EXERCISE OBJECTIVE:
Make an exact copy of the entries below.
==== DATA LISTING
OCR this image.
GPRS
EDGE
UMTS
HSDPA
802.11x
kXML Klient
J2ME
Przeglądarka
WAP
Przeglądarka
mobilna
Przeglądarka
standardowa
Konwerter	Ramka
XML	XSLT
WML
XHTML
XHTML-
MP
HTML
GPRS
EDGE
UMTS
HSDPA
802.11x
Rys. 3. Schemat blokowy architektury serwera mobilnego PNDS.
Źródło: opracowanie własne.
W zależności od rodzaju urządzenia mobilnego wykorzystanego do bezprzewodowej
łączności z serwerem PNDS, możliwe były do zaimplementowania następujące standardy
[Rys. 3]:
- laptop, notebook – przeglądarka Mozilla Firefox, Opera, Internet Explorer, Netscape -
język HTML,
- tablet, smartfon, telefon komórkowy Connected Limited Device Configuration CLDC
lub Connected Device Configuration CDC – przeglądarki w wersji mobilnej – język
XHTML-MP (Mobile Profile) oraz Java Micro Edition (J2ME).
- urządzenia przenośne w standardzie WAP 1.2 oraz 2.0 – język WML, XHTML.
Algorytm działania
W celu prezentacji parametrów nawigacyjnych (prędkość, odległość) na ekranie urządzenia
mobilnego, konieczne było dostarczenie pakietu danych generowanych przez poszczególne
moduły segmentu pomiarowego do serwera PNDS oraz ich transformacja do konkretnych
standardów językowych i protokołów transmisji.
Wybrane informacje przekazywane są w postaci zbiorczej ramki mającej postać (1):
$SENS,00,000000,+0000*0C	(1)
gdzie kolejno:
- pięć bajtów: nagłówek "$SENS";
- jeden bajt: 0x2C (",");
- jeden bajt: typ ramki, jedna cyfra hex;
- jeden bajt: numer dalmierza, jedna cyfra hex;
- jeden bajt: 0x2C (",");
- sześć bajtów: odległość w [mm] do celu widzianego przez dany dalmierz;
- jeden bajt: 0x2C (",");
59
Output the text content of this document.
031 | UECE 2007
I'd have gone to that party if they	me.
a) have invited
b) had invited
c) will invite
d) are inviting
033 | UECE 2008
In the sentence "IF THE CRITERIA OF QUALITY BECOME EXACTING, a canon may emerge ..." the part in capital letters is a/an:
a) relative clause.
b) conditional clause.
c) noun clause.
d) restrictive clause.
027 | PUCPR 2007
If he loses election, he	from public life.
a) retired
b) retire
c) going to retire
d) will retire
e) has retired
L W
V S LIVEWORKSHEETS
========
PROBLEM SOLUTION:
OCR this image.
GPRS
EDGE
UMTS
HSDPA
802.11x
kXML Klient
J2ME
Przeglądarka
WAP
Przeglądarka
mobilna
Przeglądarka
standardowa
Konwerter	Ramka
XML	XSLT
WML
XHTML
XHTML-
MP
HTML
GPRS
EDGE
UMTS
HSDPA
802.11x
Rys. 3. Schemat blokowy architektury serwera mobilnego PNDS.
Źródło: opracowanie własne.
W zależności od rodzaju urządzenia mobilnego wykorzystanego do bezprzewodowej
łączności z serwerem PNDS, możliwe były do zaimplementowania następujące standardy
[Rys. 3]:
- laptop, notebook – przeglądarka Mozilla Firefox, Opera, Internet Explorer, Netscape -
język HTML,
- tablet, smartfon, telefon komórkowy Connected Limited Device Configuration CLDC
lub Connected Device Configuration CDC – przeglądarki w wersji mobilnej – język
XHTML-MP (Mobile Profile) oraz Java Micro Edition (J2ME).
- urządzenia przenośne w standardzie WAP 1.2 oraz 2.0 – język WML, XHTML.
Algorytm działania
W celu prezentacji parametrów nawigacyjnych (prędkość, odległość) na ekranie urządzenia
mobilnego, konieczne było dostarczenie pakietu danych generowanych przez poszczególne
moduły segmentu pomiarowego do serwera PNDS oraz ich transformacja do konkretnych
standardów językowych i protokołów transmisji.
Wybrane informacje przekazywane są w postaci zbiorczej ramki mającej postać (1):
$SENS,00,000000,+0000*0C	(1)
gdzie kolejno:
- pięć bajtów: nagłówek "$SENS";
- jeden bajt: 0x2C (",");
- jeden bajt: typ ramki, jedna cyfra hex;
- jeden bajt: numer dalmierza, jedna cyfra hex;
- jeden bajt: 0x2C (",");
- sześć bajtów: odległość w [mm] do celu widzianego przez dany dalmierz;
- jeden bajt: 0x2C (",");
59
Output the text content of this document.
031 | UECE 2007
I'd have gone to that party if they	me.
a) have invited
b) had invited
c) will invite
d) are inviting
033 | UECE 2008
In the sentence "IF THE CRITERIA OF QUALITY BECOME EXACTING, a canon may emerge ..." the part in capital letters is a/an:
a) relative clause.
b) conditional clause.
c) noun clause.
d) restrictive clause.
027 | PUCPR 2007
If he loses election, he	from public life.
a) retired
b) retire
c) going to retire
d) will retire
e) has retired
L W
V S LIVEWORKSHEETS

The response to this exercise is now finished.